Exercise instructions – Go through the listing and copy each line with the string "Mühendislik".

Record list –
|---|
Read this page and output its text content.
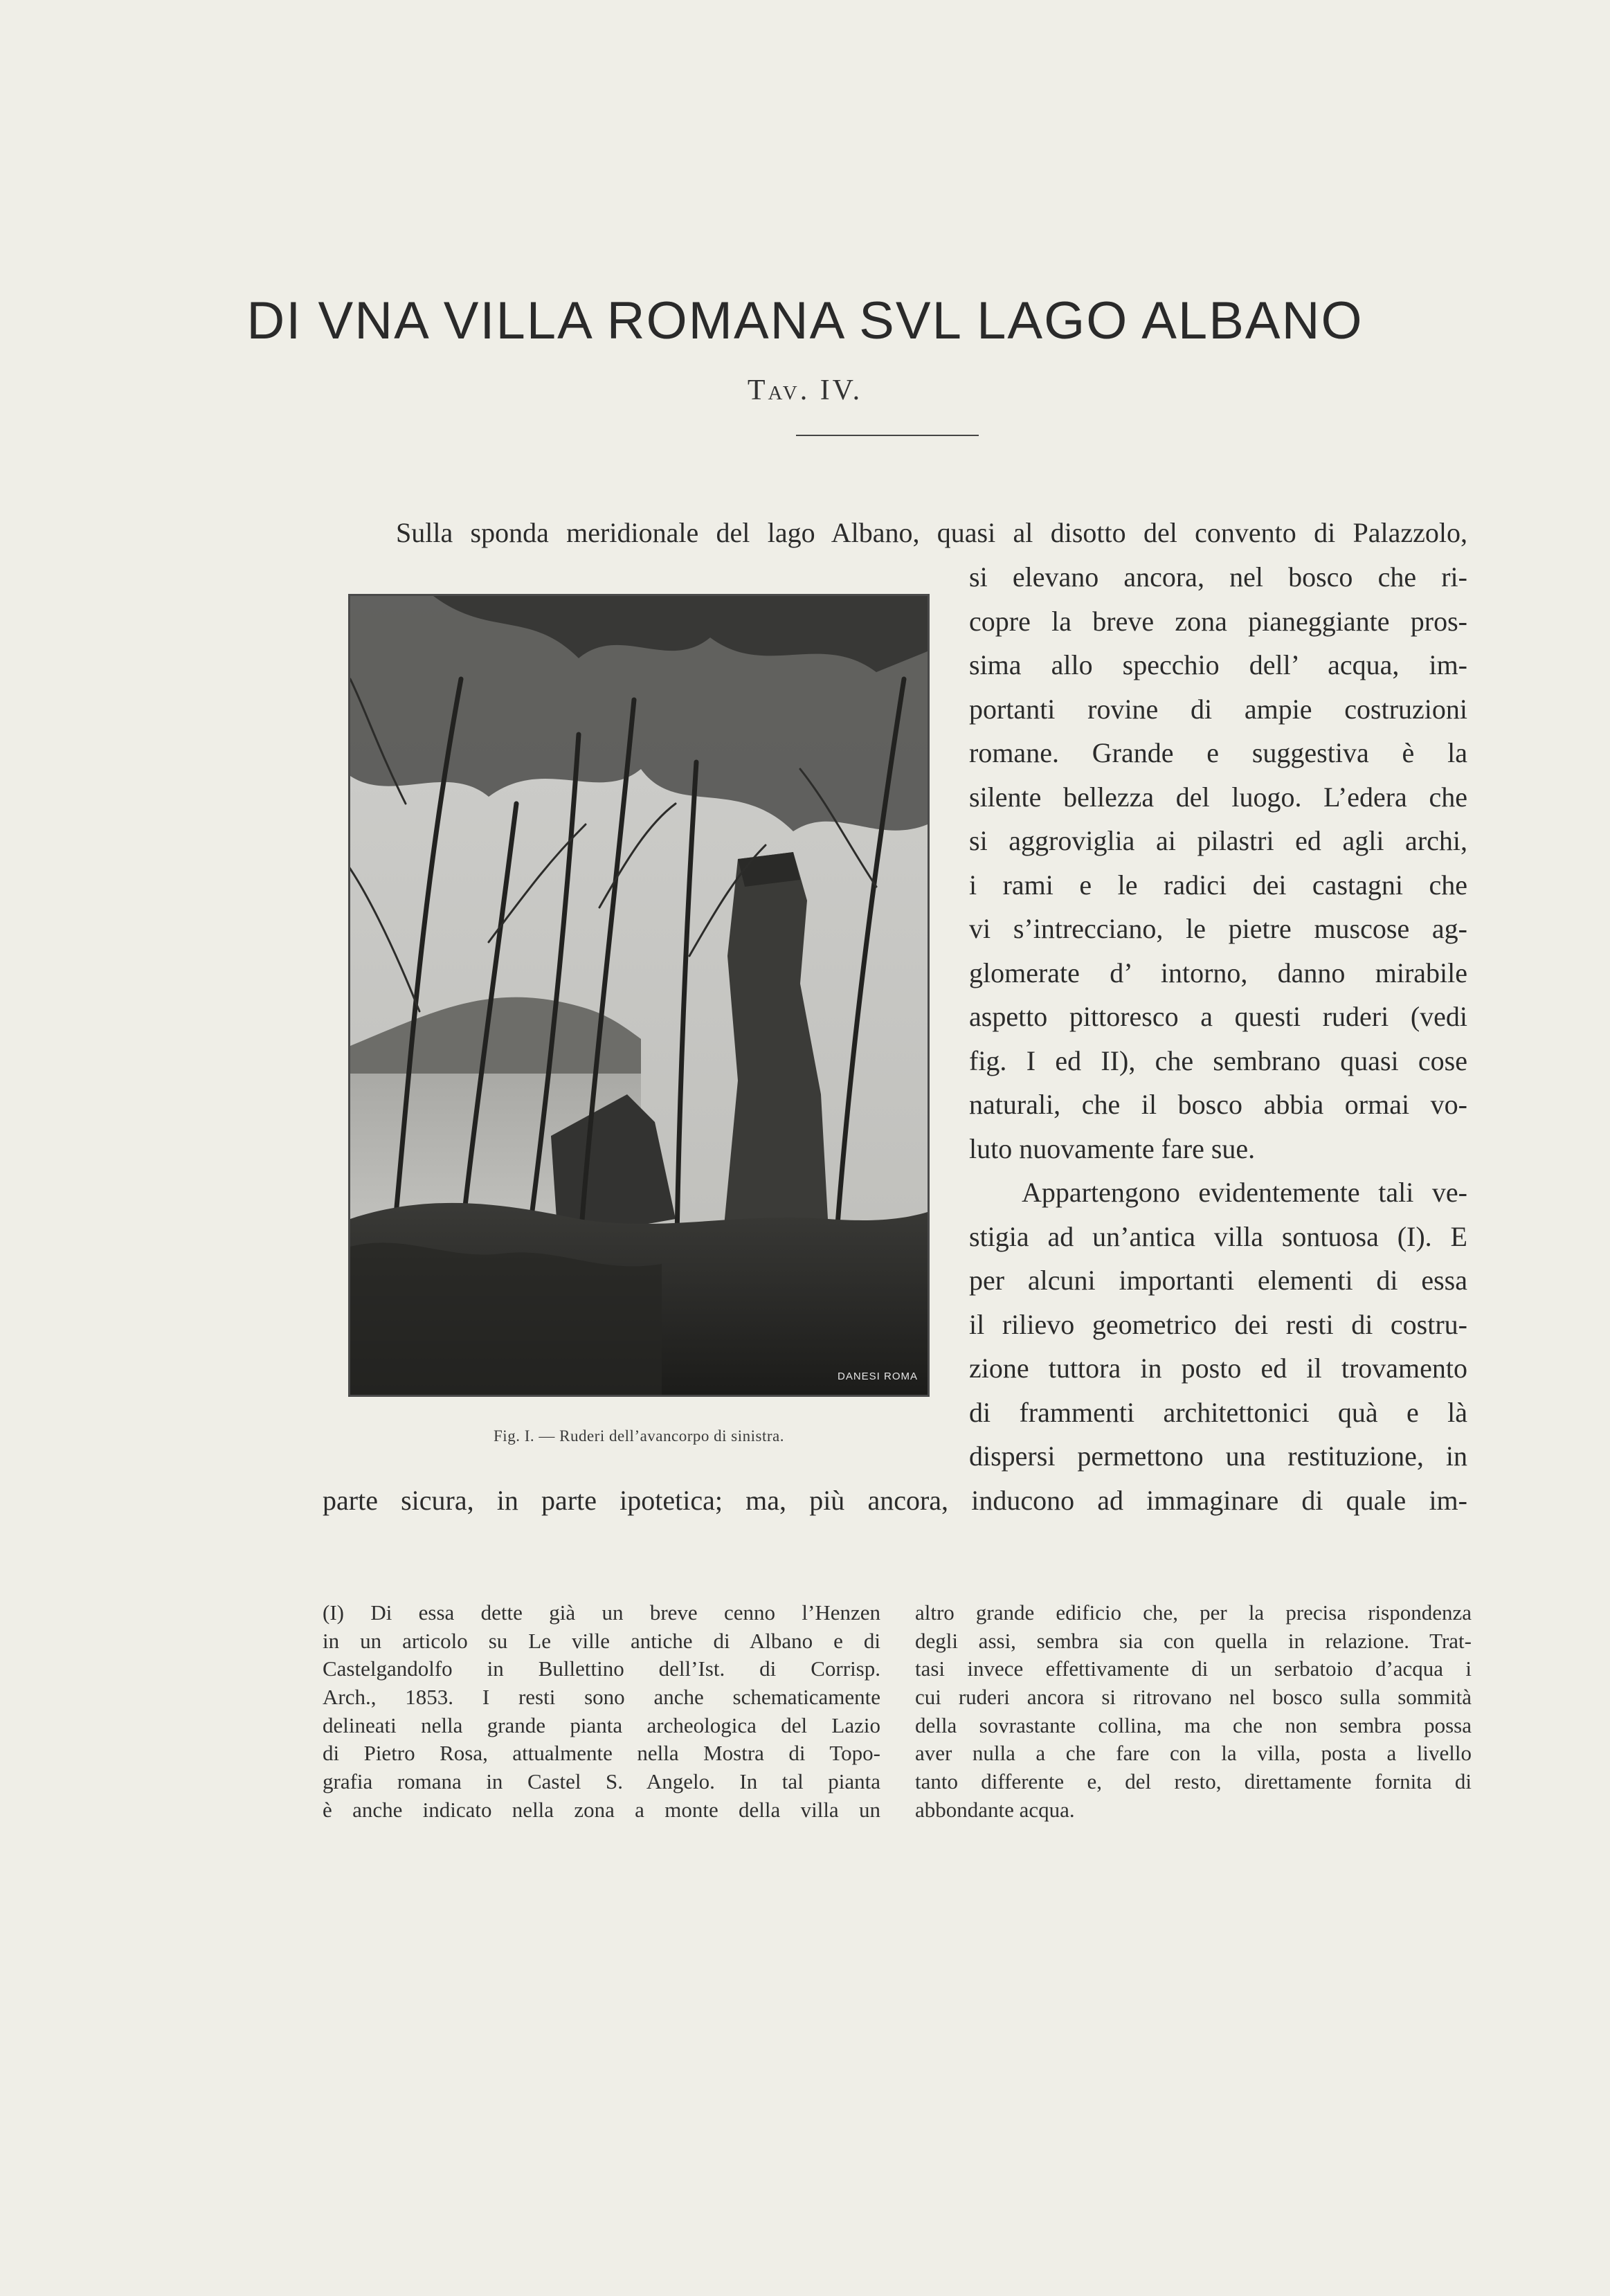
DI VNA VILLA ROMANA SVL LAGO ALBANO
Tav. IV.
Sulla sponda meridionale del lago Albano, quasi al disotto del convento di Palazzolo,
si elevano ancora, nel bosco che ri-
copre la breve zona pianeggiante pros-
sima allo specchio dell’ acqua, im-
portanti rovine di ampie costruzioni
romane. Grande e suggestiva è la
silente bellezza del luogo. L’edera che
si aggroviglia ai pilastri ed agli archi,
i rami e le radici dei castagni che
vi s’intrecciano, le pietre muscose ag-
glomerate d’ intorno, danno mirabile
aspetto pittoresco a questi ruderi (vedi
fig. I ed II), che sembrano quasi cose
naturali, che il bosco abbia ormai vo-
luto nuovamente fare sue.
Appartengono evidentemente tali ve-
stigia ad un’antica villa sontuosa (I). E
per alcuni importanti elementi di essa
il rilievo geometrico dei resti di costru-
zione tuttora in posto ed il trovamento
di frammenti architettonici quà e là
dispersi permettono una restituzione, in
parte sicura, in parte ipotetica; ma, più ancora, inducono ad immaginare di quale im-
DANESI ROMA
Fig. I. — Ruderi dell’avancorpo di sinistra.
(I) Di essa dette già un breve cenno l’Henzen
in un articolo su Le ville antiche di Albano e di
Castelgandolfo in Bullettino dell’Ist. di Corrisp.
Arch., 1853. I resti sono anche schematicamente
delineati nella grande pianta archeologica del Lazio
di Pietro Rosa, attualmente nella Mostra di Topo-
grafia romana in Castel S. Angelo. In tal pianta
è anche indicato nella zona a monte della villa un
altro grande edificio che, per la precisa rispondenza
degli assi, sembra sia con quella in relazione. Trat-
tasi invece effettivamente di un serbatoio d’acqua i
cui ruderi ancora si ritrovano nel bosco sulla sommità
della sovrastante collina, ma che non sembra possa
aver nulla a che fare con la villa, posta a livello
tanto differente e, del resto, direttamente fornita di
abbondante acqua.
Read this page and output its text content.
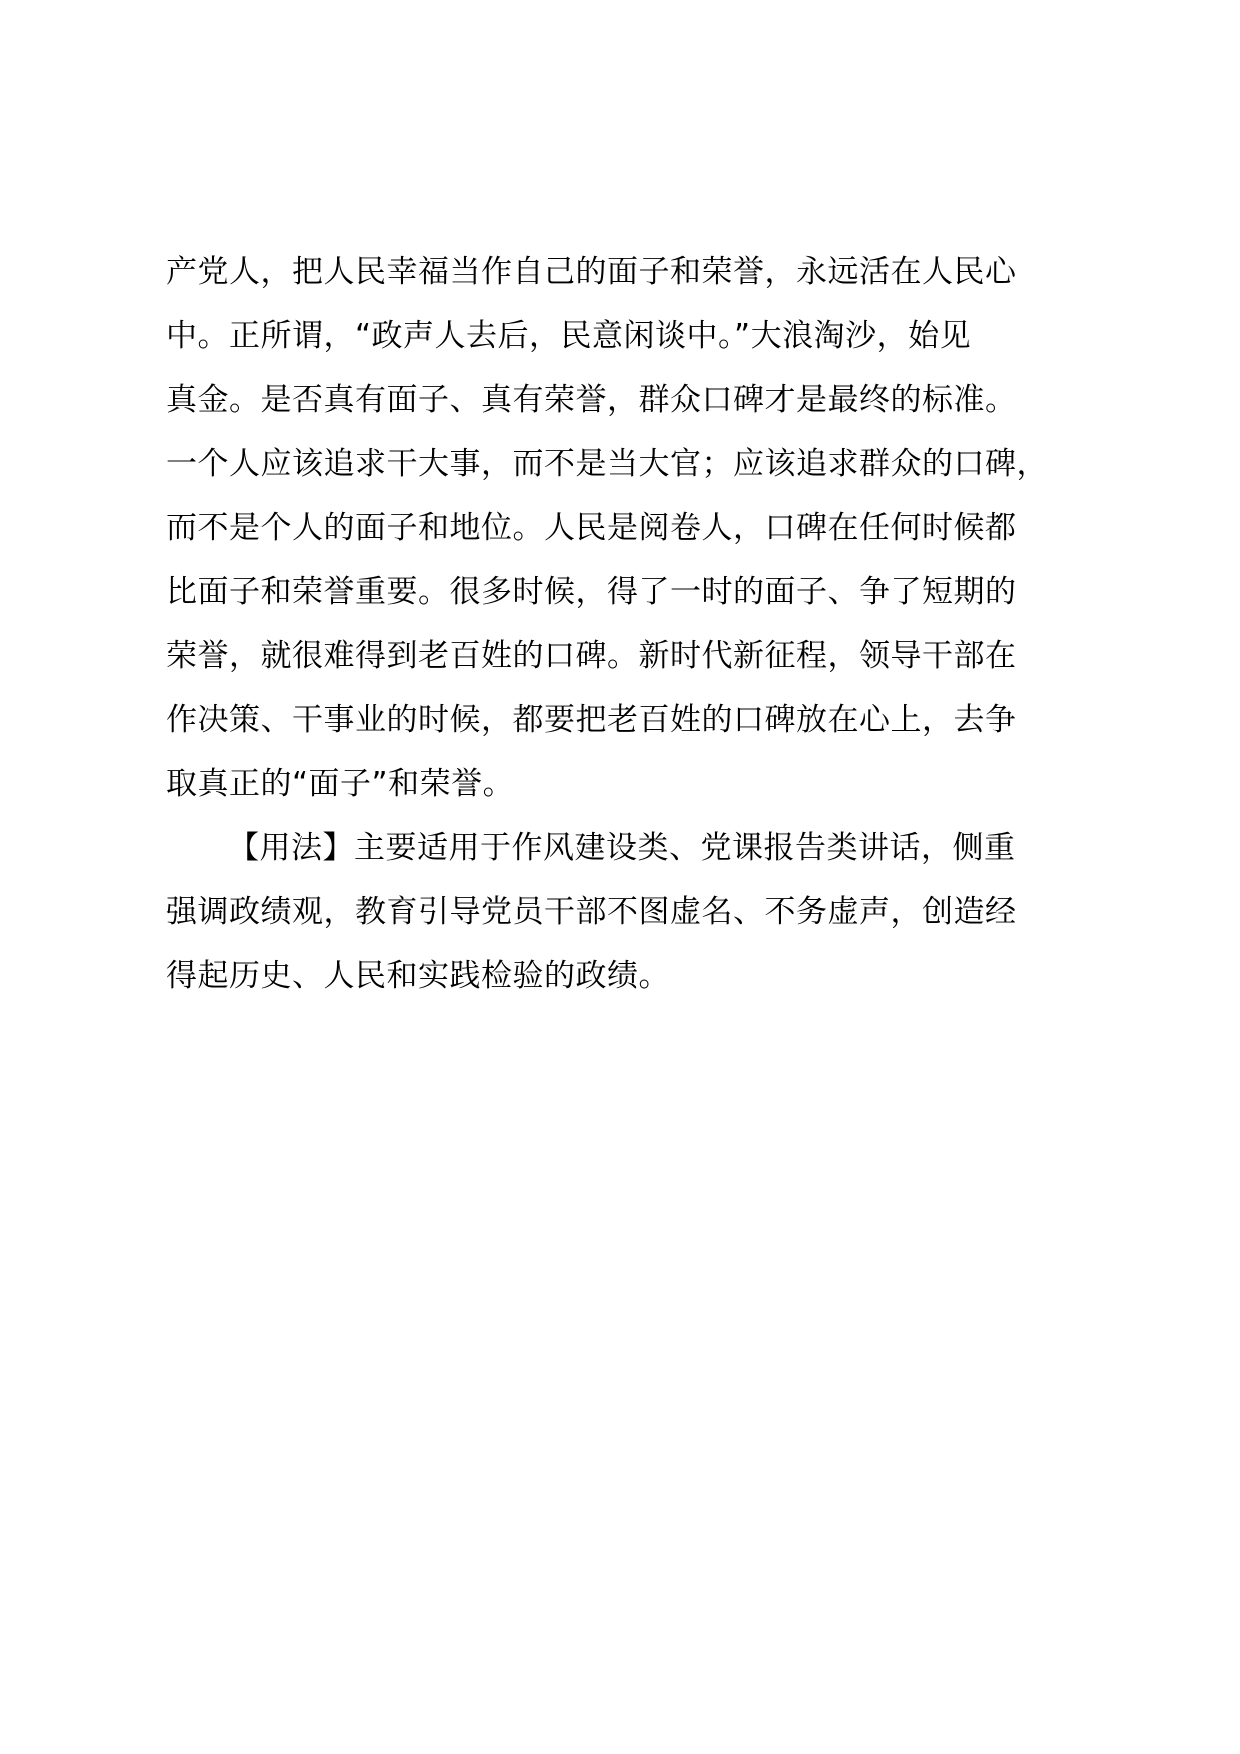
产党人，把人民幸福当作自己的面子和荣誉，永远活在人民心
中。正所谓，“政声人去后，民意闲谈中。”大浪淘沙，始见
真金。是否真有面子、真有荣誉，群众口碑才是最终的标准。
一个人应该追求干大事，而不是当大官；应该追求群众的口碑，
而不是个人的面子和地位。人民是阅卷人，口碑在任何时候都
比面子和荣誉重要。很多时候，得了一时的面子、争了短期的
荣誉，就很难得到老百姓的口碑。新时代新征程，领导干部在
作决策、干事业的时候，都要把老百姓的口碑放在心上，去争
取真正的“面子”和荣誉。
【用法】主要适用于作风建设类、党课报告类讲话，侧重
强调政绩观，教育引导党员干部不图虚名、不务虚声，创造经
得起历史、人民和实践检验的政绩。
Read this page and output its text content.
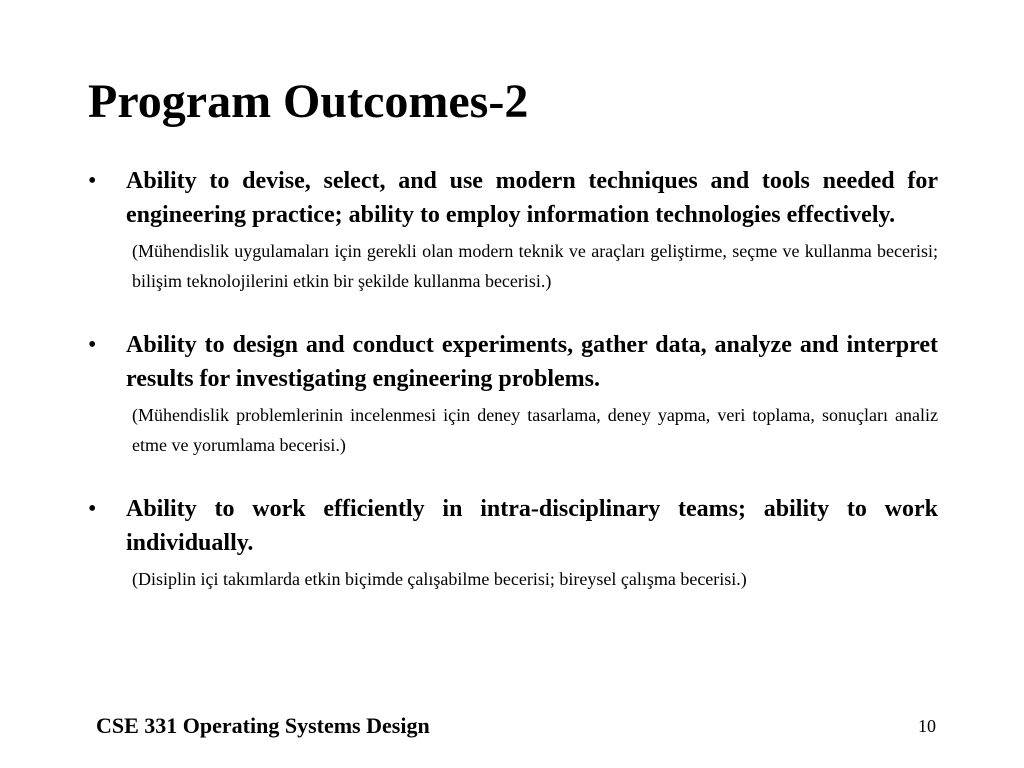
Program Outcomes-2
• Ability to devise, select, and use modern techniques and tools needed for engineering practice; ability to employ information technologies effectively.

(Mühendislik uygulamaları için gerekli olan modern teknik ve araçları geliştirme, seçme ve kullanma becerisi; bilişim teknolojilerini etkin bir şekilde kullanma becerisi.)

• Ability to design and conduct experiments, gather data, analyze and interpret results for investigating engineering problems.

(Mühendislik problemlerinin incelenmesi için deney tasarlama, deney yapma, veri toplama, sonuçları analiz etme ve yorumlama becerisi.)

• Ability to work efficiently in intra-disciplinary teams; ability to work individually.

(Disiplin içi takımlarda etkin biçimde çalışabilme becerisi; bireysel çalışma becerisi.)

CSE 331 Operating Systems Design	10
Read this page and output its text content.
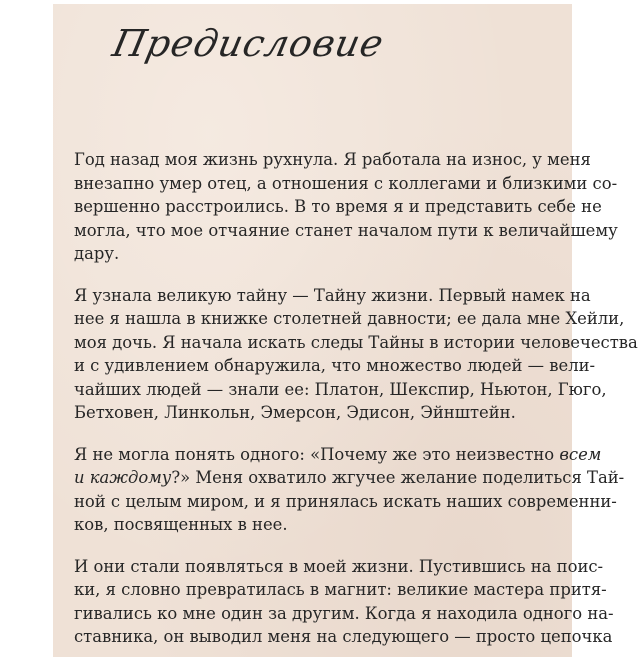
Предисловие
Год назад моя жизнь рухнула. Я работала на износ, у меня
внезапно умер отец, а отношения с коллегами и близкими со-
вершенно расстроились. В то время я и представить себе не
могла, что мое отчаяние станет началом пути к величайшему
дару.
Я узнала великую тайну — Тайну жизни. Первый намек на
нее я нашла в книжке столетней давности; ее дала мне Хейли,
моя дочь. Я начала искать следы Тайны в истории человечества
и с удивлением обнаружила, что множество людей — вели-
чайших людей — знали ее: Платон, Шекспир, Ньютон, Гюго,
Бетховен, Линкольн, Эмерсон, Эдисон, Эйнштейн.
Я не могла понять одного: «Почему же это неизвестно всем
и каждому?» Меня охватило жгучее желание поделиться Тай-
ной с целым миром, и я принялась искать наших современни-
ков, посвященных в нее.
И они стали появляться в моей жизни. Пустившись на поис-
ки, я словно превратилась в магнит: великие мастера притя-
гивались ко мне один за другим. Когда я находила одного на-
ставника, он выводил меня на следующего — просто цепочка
|---|
Full solution –
(Mühendislik uygulamaları için gerekli olan modern teknik ve araçları geliştirme, seçme ve kullanma becerisi; bilişim teknolojilerini etkin bir şekilde kullanma becerisi.)
(Mühendislik problemlerinin incelenmesi için deney tasarlama, deney yapma, veri toplama, sonuçları analiz etme ve yorumlama becerisi.)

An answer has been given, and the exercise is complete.